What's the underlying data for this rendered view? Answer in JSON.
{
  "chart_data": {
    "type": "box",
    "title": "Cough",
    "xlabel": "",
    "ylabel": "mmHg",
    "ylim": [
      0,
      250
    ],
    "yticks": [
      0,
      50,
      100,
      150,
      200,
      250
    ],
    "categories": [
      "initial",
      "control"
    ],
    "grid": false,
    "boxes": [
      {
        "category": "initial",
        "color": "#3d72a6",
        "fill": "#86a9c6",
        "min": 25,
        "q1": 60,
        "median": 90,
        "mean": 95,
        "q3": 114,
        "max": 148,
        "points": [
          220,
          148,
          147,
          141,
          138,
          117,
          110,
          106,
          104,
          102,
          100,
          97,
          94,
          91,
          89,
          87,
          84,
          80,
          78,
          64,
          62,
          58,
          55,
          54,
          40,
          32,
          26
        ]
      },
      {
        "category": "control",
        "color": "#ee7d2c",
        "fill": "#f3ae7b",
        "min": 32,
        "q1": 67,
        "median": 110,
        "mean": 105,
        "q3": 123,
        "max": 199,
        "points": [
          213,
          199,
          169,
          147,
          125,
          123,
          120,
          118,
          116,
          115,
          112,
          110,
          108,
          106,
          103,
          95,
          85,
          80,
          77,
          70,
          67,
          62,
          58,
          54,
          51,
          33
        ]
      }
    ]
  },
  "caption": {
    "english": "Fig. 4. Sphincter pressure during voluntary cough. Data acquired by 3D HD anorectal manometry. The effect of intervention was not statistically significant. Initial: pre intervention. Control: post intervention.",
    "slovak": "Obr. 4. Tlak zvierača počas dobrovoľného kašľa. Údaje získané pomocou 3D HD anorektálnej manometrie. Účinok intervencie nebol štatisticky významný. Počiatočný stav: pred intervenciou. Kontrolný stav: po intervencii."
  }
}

**TASK**
Return all of the entries exactly as written.

**RESULT**
What's the underlying data for this rendered view? Answer in JSON.
{
  "chart_data": {
    "type": "box",
    "title": "Cough",
    "xlabel": "",
    "ylabel": "mmHg",
    "ylim": [
      0,
      250
    ],
    "yticks": [
      0,
      50,
      100,
      150,
      200,
      250
    ],
    "categories": [
      "initial",
      "control"
    ],
    "grid": false,
    "boxes": [
      {
        "category": "initial",
        "color": "#3d72a6",
        "fill": "#86a9c6",
        "min": 25,
        "q1": 60,
        "median": 90,
        "mean": 95,
        "q3": 114,
        "max": 148,
        "points": [
          220,
          148,
          147,
          141,
          138,
          117,
          110,
          106,
          104,
          102,
          100,
          97,
          94,
          91,
          89,
          87,
          84,
          80,
          78,
          64,
          62,
          58,
          55,
          54,
          40,
          32,
          26
        ]
      },
      {
        "category": "control",
        "color": "#ee7d2c",
        "fill": "#f3ae7b",
        "min": 32,
        "q1": 67,
        "median": 110,
        "mean": 105,
        "q3": 123,
        "max": 199,
        "points": [
          213,
          199,
          169,
          147,
          125,
          123,
          120,
          118,
          116,
          115,
          112,
          110,
          108,
          106,
          103,
          95,
          85,
          80,
          77,
          70,
          67,
          62,
          58,
          54,
          51,
          33
        ]
      }
    ]
  },
  "caption": {
    "english": "Fig. 4. Sphincter pressure during voluntary cough. Data acquired by 3D HD anorectal manometry. The effect of intervention was not statistically significant. Initial: pre intervention. Control: post intervention.",
    "slovak": "Obr. 4. Tlak zvierača počas dobrovoľného kašľa. Údaje získané pomocou 3D HD anorektálnej manometrie. Účinok intervencie nebol štatisticky významný. Počiatočný stav: pred intervenciou. Kontrolný stav: po intervencii."
  }
}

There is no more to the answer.